* DATASET RECORDS:
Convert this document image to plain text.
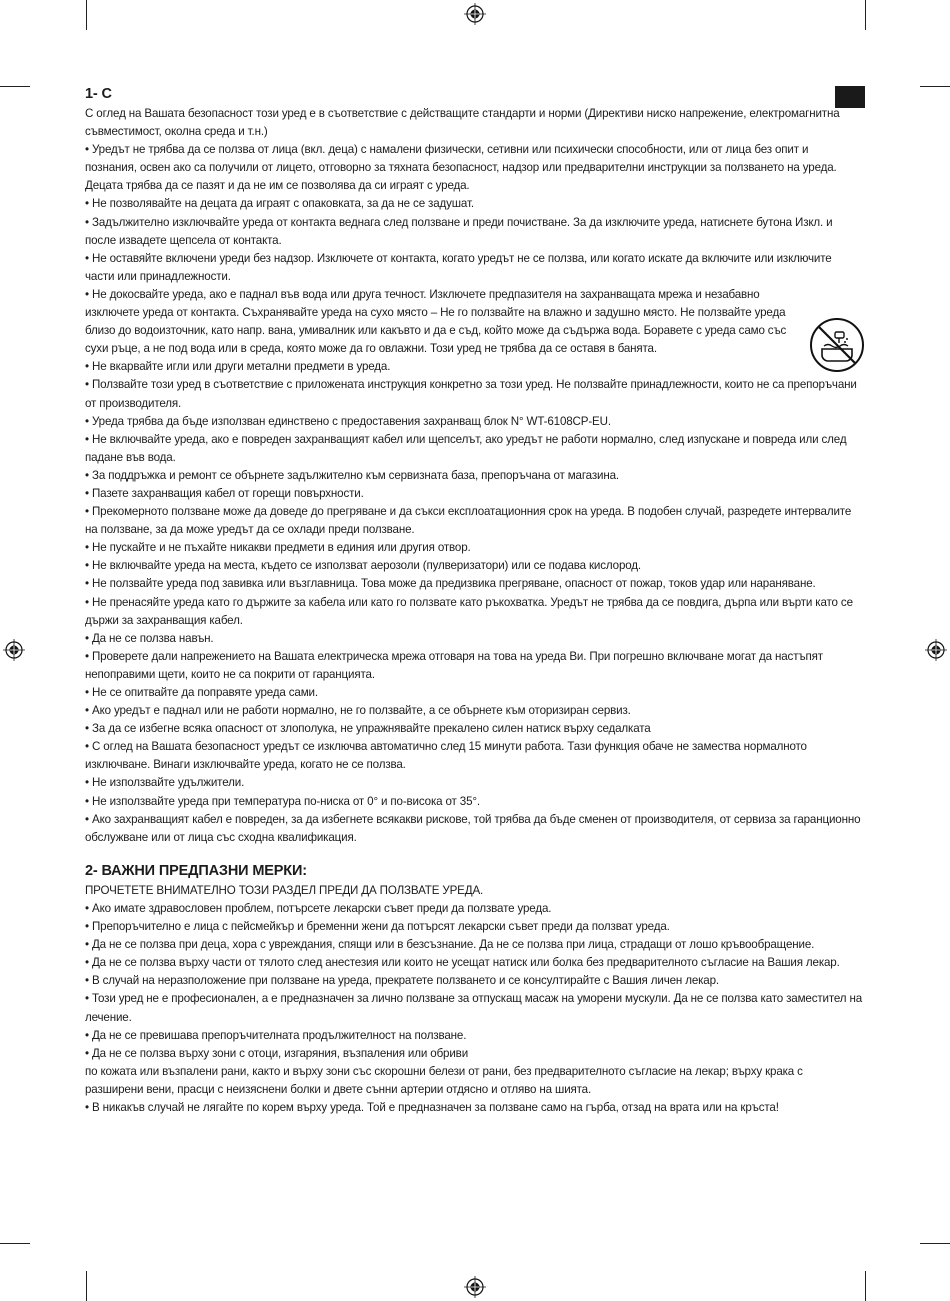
1- С

С оглед на Вашата безопасност този уред е в съответствие с действащите стандарти и норми (Директиви ниско напрежение, електромагнитна съвместимост, околна среда и т.н.)

• Уредът не трябва да се ползва от лица (вкл. деца) с намалени физически, сетивни или психически способности, или от лица без опит и познания, освен ако са получили от лицето, отговорно за тяхната безопасност, надзор или предварителни инструкции за ползването на уреда. Децата трябва да се пазят и да не им се позволява да си играят с уреда.

• Не позволявайте на децата да играят с опаковката, за да не се задушат.

• Задължително изключвайте уреда от контакта веднага след ползване и преди почистване. За да изключите уреда, натиснете бутона Изкл. и после извадете щепсела от контакта.

• Не оставяйте включени уреди без надзор. Изключете от контакта, когато уредът не се ползва, или когато искате да включите или изключите части или принадлежности.

• Не докосвайте уреда, ако е паднал във вода или друга течност. Изключете предпазителя на захранващата мрежа и незабавно изключете уреда от контакта. Съхранявайте уреда на сухо място – Не го ползвайте на влажно и задушно място. Не ползвайте уреда близо до водоизточник, като напр. вана, умивалник или какъвто и да е съд, който може да съдържа вода. Боравете с уреда само със сухи ръце, а не под вода или в среда, която може да го овлажни. Този уред не трябва да се оставя в банята.

• Не вкарвайте игли или други метални предмети в уреда.

• Ползвайте този уред в съответствие с приложената инструкция конкретно за този уред. Не ползвайте принадлежности, които не са препоръчани от производителя.

• Уреда трябва да бъде използван единствено с предоставения захранващ блок N° WT-6108CP-EU.

• Не включвайте уреда, ако е повреден захранващият кабел или щепселът, ако уредът не работи нормално, след изпускане и повреда или след падане във вода.

• За поддръжка и ремонт се обърнете задължително към сервизната база, препоръчана от магазина.

• Пазете захранващия кабел от горещи повърхности.

• Прекомерното ползване може да доведе до прегряване и да съкси експлоатационния срок на уреда. В подобен случай, разредете интервалите на ползване, за да може уредът да се охлади преди ползване.

• Не пускайте и не пъхайте никакви предмети в единия или другия отвор.

• Не включвайте уреда на места, където се използват аерозоли (пулверизатори) или се подава кислород.

• Не ползвайте уреда под завивка или възглавница. Това може да предизвика прегряване, опасност от пожар, токов удар или нараняване.

• Не пренасяйте уреда като го държите за кабела или като го ползвате като ръкохватка. Уредът не трябва да се повдига, дърпа или върти като се държи за захранващия кабел.

• Да не се ползва навън.

• Проверете дали напрежението на Вашата електрическа мрежа отговаря на това на уреда Ви. При погрешно включване могат да настъпят непоправими щети, които не са покрити от гаранцията.

• Не се опитвайте да поправяте уреда сами.

• Ако уредът е паднал или не работи нормално, не го ползвайте, а се обърнете към оторизиран сервиз.

• За да се избегне всяка опасност от злополука, не упражнявайте прекалено силен натиск върху седалката

• С оглед на Вашата безопасност уредът се изключва автоматично след 15 минути работа. Тази функция обаче не замества нормалното изключване. Винаги изключвайте уреда, когато не се ползва.

• Не използвайте удължители.

• Не използвайте уреда при температура по-ниска от 0° и по-висока от 35°.

• Ако захранващият кабел е повреден, за да избегнете всякакви рискове, той трябва да бъде сменен от производителя, от сервиза за гаранционно обслужване или от лица със сходна квалификация.

2- ВАЖНИ ПРЕДПАЗНИ МЕРКИ:

ПРОЧЕТЕТЕ ВНИМАТЕЛНО ТОЗИ РАЗДЕЛ ПРЕДИ ДА ПОЛЗВАТЕ УРЕДА.

• Ако имате здравословен проблем, потърсете лекарски съвет преди да ползвате уреда.

• Препоръчително е лица с пейсмейкър и бременни жени да потърсят лекарски съвет преди да ползват уреда.

• Да не се ползва при деца, хора с увреждания, спящи или в безсъзнание. Да не се ползва при лица, страдащи от лошо кръвообращение.

• Да не се ползва върху части от тялото след анестезия или които не усещат натиск или болка без предварителното съгласие на Вашия лекар.

• В случай на неразположение при ползване на уреда, прекратете ползването и се консултирайте с Вашия личен лекар.

• Този уред не е професионален, а е предназначен за лично ползване за отпускащ масаж на уморени мускули. Да не се ползва като заместител на лечение.

• Да не се превишава препоръчителната продължителност на ползване.

• Да не се ползва върху зони с отоци, изгаряния, възпаления или обриви

по кожата или възпалени рани, както и върху зони със скорошни белези от рани, без предварителното съгласие на лекар; върху крака с разширени вени, прасци с неизяснени болки и двете сънни артерии отдясно и отляво на шията.

• В никакъв случай не лягайте по корем върху уреда. Той е предназначен за ползване само на гърба, отзад на врата или на кръста!
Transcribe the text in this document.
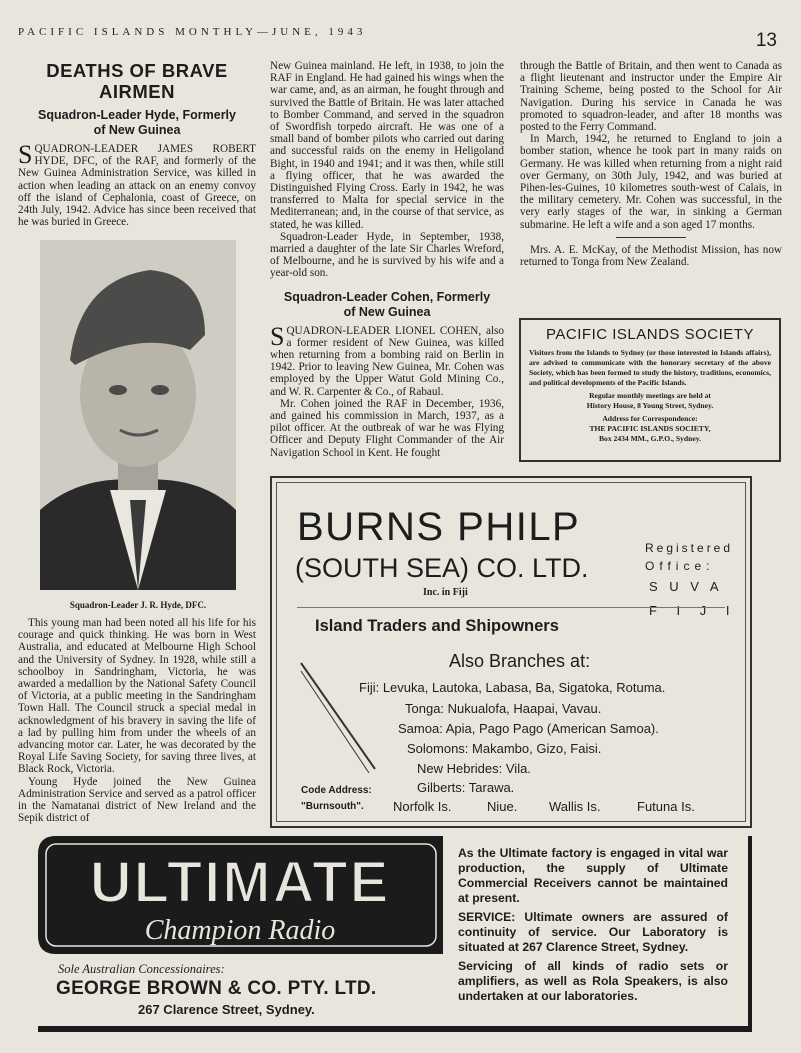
PACIFIC ISLANDS MONTHLY—JUNE, 1943	13
DEATHS OF BRAVE
AIRMEN
Squadron-Leader Hyde, Formerly
of New Guinea
SQUADRON-LEADER JAMES ROBERT HYDE, DFC, of the RAF, and formerly of the New Guinea Administration Service, was killed in action when leading an attack on an enemy convoy off the island of Cephalonia, coast of Greece, on 24th July, 1942. Advice has since been received that he was buried in Greece.
Squadron-Leader J. R. Hyde, DFC.

This young man had been noted all his life for his courage and quick thinking. He was born in West Australia, and educated at Melbourne High School and the University of Sydney. In 1928, while still a schoolboy in Sandringham, Victoria, he was awarded a medallion by the National Safety Council of Victoria, at a public meeting in the Sandringham Town Hall. The Council struck a special medal in acknowledgment of his bravery in saving the life of a lad by pulling him from under the wheels of an advancing motor car. Later, he was decorated by the Royal Life Saving Society, for saving three lives, at Black Rock, Victoria.

Young Hyde joined the New Guinea Administration Service and served as a patrol officer in the Namatanai district of New Ireland and the Sepik district of

New Guinea mainland. He left, in 1938, to join the RAF in England. He had gained his wings when the war came, and, as an airman, he fought through and survived the Battle of Britain. He was later attached to Bomber Command, and served in the squadron of Swordfish torpedo aircraft. He was one of a small band of bomber pilots who carried out daring and successful raids on the enemy in Heligoland Bight, in 1940 and 1941; and it was then, while still a flying officer, that he was awarded the Distinguished Flying Cross. Early in 1942, he was transferred to Malta for special service in the Mediterranean; and, in the course of that service, as stated, he was killed.

Squadron-Leader Hyde, in September, 1938, married a daughter of the late Sir Charles Wreford, of Melbourne, and he is survived by his wife and a year-old son.

Squadron-Leader Cohen, Formerly
of New Guinea

SQUADRON-LEADER LIONEL COHEN, also a former resident of New Guinea, was killed when returning from a bombing raid on Berlin in 1942. Prior to leaving New Guinea, Mr. Cohen was employed by the Upper Watut Gold Mining Co., and W. R. Carpenter & Co., of Rabaul.

Mr. Cohen joined the RAF in December, 1936, and gained his commission in March, 1937, as a pilot officer. At the outbreak of war he was Flying Officer and Deputy Flight Commander of the Air Navigation School in Kent. He fought

through the Battle of Britain, and then went to Canada as a flight lieutenant and instructor under the Empire Air Training Scheme, being posted to the School for Air Navigation. During his service in Canada he was promoted to squadron-leader, and after 18 months was posted to the Ferry Command.

In March, 1942, he returned to England to join a bomber station, whence he took part in many raids on Germany. He was killed when returning from a night raid over Germany, on 30th July, 1942, and was buried at Pihen-les-Guines, 10 kilometres south-west of Calais, in the military cemetery. Mr. Cohen was successful, in the very early stages of the war, in sinking a German submarine. He left a wife and a son aged 17 months.

Mrs. A. E. McKay, of the Methodist Mission, has now returned to Tonga from New Zealand.

PACIFIC ISLANDS SOCIETY
Visitors from the Islands to Sydney (or those interested in Islands affairs), are advised to communicate with the honorary secretary of the above Society, which has been formed to study the history, traditions, economics, and political developments of the Pacific Islands.
Regular monthly meetings are held at
History House, 8 Young Street, Sydney.
Address for Correspondence:
THE PACIFIC ISLANDS SOCIETY,
Box 2434 MM., G.P.O., Sydney.
BURNS PHILP
(SOUTH SEA) CO. LTD.
Inc. in Fiji
Registered
Office:
S U V A
F I J I
Island Traders and Shipowners
Also Branches at:
Fiji: Levuka, Lautoka, Labasa, Ba, Sigatoka, Rotuma.
Tonga: Nukualofa, Haapai, Vavau.
Samoa: Apia, Pago Pago (American Samoa).
Solomons: Makambo, Gizo, Faisi.
New Hebrides: Vila.
Gilberts: Tarawa.
Code Address:
"Burnsouth". Norfolk Is.	Niue. Wallis Is.	Futuna Is.
ULTIMATE
Champion Radio
Sole Australian Concessionaires:
GEORGE BROWN & CO. PTY. LTD.
267 Clarence Street, Sydney.
As the Ultimate factory is engaged in vital war production, the supply of Ultimate Commercial Receivers cannot be maintained at present.
SERVICE: Ultimate owners are assured of continuity of service. Our Laboratory is situated at 267 Clarence Street, Sydney.
Servicing of all kinds of radio sets or amplifiers, as well as Rola Speakers, is also undertaken at our laboratories.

* EXERCISE OBJECTIVE: Using the records above, copy every line that has the word "вода" in it.

* OUTPUT FOR THIS EXERCISE:
• Не докосвайте уреда, ако е паднал във вода или друга течност. Изключете предпазителя на захранващата мрежа и незабавно изключете уреда от контакта. Съхранявайте уреда на сухо място – Не го ползвайте на влажно и задушно място. Не ползвайте уреда близо до водоизточник, като напр. вана, умивалник или какъвто и да е съд, който може да съдържа вода. Боравете с уреда само със сухи ръце, а не под вода или в среда, която може да го овлажни. Този уред не трябва да се оставя в банята.
• Не включвайте уреда, ако е повреден захранващият кабел или щепселът, ако уредът не работи нормално, след изпускане и повреда или след падане във вода.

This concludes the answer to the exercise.